STATED GOAL
Give the number of lines below that contain "title", with no other output.

DATA FOR THE TASK
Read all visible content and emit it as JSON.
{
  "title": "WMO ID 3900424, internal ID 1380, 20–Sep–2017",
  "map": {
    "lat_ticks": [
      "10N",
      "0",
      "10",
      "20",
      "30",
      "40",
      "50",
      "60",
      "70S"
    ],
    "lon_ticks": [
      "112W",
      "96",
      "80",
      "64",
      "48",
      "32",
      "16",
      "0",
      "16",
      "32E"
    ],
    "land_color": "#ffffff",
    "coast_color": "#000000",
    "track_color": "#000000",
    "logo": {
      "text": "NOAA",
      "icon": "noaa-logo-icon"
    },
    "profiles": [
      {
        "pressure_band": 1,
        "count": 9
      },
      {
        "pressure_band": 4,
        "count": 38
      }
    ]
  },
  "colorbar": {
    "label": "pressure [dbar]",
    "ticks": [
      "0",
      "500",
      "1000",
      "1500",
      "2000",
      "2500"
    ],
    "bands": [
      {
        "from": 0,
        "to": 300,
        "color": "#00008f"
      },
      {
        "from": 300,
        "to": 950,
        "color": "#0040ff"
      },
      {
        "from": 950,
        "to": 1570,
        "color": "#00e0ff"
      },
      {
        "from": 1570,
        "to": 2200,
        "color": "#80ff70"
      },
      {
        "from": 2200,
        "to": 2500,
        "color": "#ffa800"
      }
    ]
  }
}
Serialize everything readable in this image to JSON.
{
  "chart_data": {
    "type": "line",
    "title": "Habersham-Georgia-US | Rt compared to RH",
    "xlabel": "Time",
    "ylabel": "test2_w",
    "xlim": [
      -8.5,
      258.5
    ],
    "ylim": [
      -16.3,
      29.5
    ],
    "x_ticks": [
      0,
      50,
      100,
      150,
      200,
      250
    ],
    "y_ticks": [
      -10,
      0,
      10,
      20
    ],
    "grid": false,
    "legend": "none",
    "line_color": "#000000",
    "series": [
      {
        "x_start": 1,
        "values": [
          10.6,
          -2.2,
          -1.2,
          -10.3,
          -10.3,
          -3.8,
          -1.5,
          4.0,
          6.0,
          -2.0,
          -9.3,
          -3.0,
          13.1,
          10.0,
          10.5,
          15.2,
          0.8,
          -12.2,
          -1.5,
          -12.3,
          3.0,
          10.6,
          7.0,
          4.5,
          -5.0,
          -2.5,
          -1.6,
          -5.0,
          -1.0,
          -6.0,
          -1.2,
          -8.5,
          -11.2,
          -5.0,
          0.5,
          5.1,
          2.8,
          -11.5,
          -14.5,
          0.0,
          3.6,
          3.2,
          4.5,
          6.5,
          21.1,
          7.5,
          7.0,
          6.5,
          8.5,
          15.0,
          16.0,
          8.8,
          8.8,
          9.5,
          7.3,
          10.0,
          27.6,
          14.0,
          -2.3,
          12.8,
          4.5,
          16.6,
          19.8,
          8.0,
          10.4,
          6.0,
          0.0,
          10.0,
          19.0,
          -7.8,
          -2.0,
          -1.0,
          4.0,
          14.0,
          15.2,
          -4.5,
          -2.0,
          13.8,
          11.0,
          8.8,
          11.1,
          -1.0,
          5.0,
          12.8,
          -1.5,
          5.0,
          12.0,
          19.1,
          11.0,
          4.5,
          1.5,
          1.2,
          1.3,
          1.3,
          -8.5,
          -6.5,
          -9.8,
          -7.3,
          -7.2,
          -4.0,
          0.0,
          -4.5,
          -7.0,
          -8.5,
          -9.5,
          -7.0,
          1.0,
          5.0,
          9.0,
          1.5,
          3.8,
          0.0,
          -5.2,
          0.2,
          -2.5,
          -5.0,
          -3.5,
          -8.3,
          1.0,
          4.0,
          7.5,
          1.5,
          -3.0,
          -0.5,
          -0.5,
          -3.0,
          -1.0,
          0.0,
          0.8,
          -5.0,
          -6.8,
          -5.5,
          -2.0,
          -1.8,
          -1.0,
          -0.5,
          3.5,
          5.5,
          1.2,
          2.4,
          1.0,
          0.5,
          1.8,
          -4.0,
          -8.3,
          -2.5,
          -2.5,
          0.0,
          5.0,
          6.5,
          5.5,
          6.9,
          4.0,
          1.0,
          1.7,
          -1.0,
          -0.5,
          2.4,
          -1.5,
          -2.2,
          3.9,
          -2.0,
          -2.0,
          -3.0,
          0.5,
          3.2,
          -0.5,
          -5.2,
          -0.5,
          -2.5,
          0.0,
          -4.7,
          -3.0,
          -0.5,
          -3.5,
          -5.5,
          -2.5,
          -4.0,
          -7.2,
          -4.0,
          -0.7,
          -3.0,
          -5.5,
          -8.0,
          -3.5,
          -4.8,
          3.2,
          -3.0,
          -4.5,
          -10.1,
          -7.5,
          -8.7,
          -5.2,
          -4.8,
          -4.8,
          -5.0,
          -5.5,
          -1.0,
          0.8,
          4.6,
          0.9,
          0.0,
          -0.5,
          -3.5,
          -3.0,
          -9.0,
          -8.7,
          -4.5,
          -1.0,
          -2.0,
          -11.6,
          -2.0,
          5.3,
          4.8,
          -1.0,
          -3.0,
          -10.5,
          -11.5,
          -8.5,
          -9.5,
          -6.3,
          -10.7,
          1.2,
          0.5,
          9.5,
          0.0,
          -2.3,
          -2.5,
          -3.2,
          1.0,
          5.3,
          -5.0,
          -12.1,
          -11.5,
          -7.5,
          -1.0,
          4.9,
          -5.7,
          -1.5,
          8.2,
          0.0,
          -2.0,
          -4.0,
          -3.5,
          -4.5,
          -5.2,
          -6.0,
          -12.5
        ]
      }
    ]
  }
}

TASK SOLUTION
2